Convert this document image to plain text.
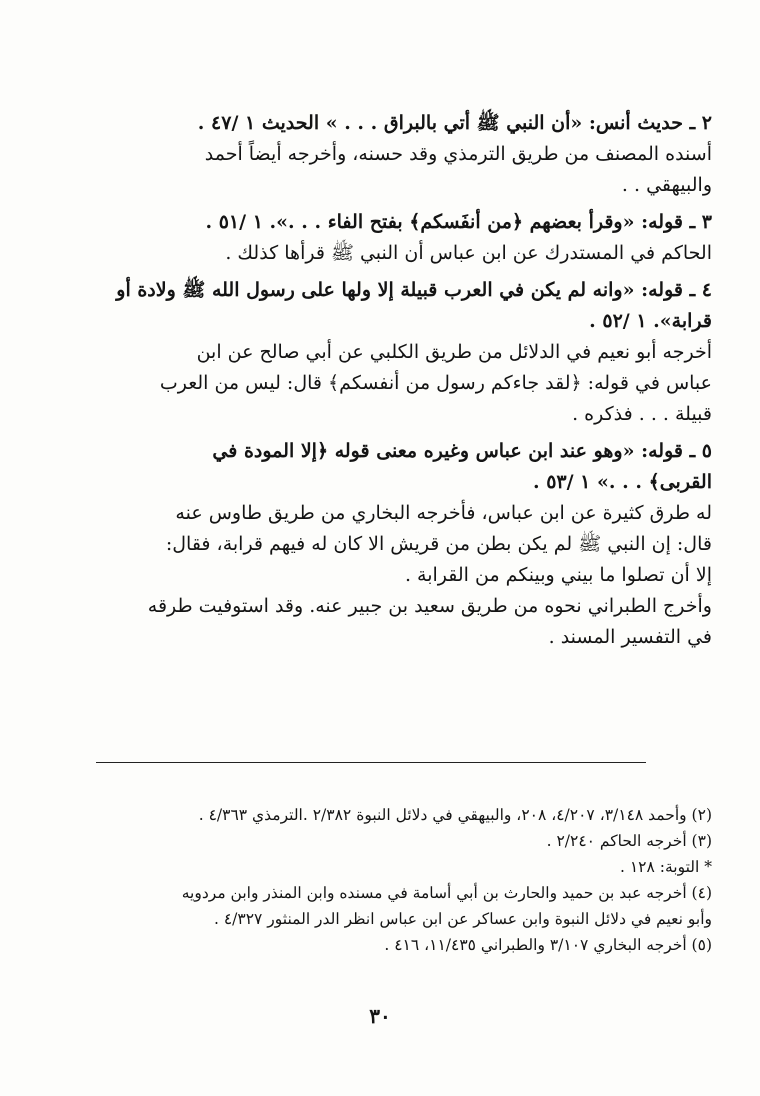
٢ ـ حديث أنس: «أن النبي ﷺ أتي بالبراق . . . » الحديث ١ /٤٧ .
أسنده المصنف من طريق الترمذي وقد حسنه، وأخرجه أيضاً أحمد
والبيهقي . .
٣ ـ قوله: «وقرأ بعضهم ﴿من أنفَسكم﴾ بفتح الفاء . . .». ١ /٥١ .
الحاكم في المستدرك عن ابن عباس أن النبي ﷺ قرأها كذلك .
٤ ـ قوله: «وانه لم يكن في العرب قبيلة إلا ولها على رسول الله ﷺ ولادة أو
قرابة». ١ /٥٢ .
أخرجه أبو نعيم في الدلائل من طريق الكلبي عن أبي صالح عن ابن
عباس في قوله: ﴿لقد جاءكم رسول من أنفسكم﴾ قال: ليس من العرب
قبيلة . . . فذكره .
٥ ـ قوله: «وهو عند ابن عباس وغيره معنى قوله ﴿إلا المودة في
القربى﴾ . . .» ١ /٥٣ .
له طرق كثيرة عن ابن عباس، فأخرجه البخاري من طريق طاوس عنه
قال: إن النبي ﷺ لم يكن بطن من قريش الا كان له فيهم قرابة، فقال:
إلا أن تصلوا ما بيني وبينكم من القرابة .
وأخرج الطبراني نحوه من طريق سعيد بن جبير عنه. وقد استوفيت طرقه
في التفسير المسند .
(٢) وأحمد ٣/١٤٨، ٤/٢٠٧، ٢٠٨، والبيهقي في دلائل النبوة ٢/٣٨٢ .الترمذي ٤/٣٦٣ .
(٣) أخرجه الحاكم ٢/٢٤٠ .
* التوبة: ١٢٨ .
(٤) أخرجه عبد بن حميد والحارث بن أبي أسامة في مسنده وابن المنذر وابن مردويه
وأبو نعيم في دلائل النبوة وابن عساكر عن ابن عباس انظر الدر المنثور ٤/٣٢٧ .
(٥) أخرجه البخاري ٣/١٠٧ والطبراني ١١/٤٣٥، ٤١٦ .
٣٠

::::::::

## Task directions
Will you restate every entry word for word and omit the images?

## Response to the exercise
Convert this document image to plain text.
٢ ـ حديث أنس: «أن النبي ﷺ أتي بالبراق . . . » الحديث ١ /٤٧ .
أسنده المصنف من طريق الترمذي وقد حسنه، وأخرجه أيضاً أحمد
والبيهقي . .
٣ ـ قوله: «وقرأ بعضهم ﴿من أنفَسكم﴾ بفتح الفاء . . .». ١ /٥١ .
الحاكم في المستدرك عن ابن عباس أن النبي ﷺ قرأها كذلك .
٤ ـ قوله: «وانه لم يكن في العرب قبيلة إلا ولها على رسول الله ﷺ ولادة أو
قرابة». ١ /٥٢ .
أخرجه أبو نعيم في الدلائل من طريق الكلبي عن أبي صالح عن ابن
عباس في قوله: ﴿لقد جاءكم رسول من أنفسكم﴾ قال: ليس من العرب
قبيلة . . . فذكره .
٥ ـ قوله: «وهو عند ابن عباس وغيره معنى قوله ﴿إلا المودة في
القربى﴾ . . .» ١ /٥٣ .
له طرق كثيرة عن ابن عباس، فأخرجه البخاري من طريق طاوس عنه
قال: إن النبي ﷺ لم يكن بطن من قريش الا كان له فيهم قرابة، فقال:
إلا أن تصلوا ما بيني وبينكم من القرابة .
وأخرج الطبراني نحوه من طريق سعيد بن جبير عنه. وقد استوفيت طرقه
في التفسير المسند .
(٢) وأحمد ٣/١٤٨، ٤/٢٠٧، ٢٠٨، والبيهقي في دلائل النبوة ٢/٣٨٢ .الترمذي ٤/٣٦٣ .
(٣) أخرجه الحاكم ٢/٢٤٠ .
* التوبة: ١٢٨ .
(٤) أخرجه عبد بن حميد والحارث بن أبي أسامة في مسنده وابن المنذر وابن مردويه
وأبو نعيم في دلائل النبوة وابن عساكر عن ابن عباس انظر الدر المنثور ٤/٣٢٧ .
(٥) أخرجه البخاري ٣/١٠٧ والطبراني ١١/٤٣٥، ٤١٦ .
٣٠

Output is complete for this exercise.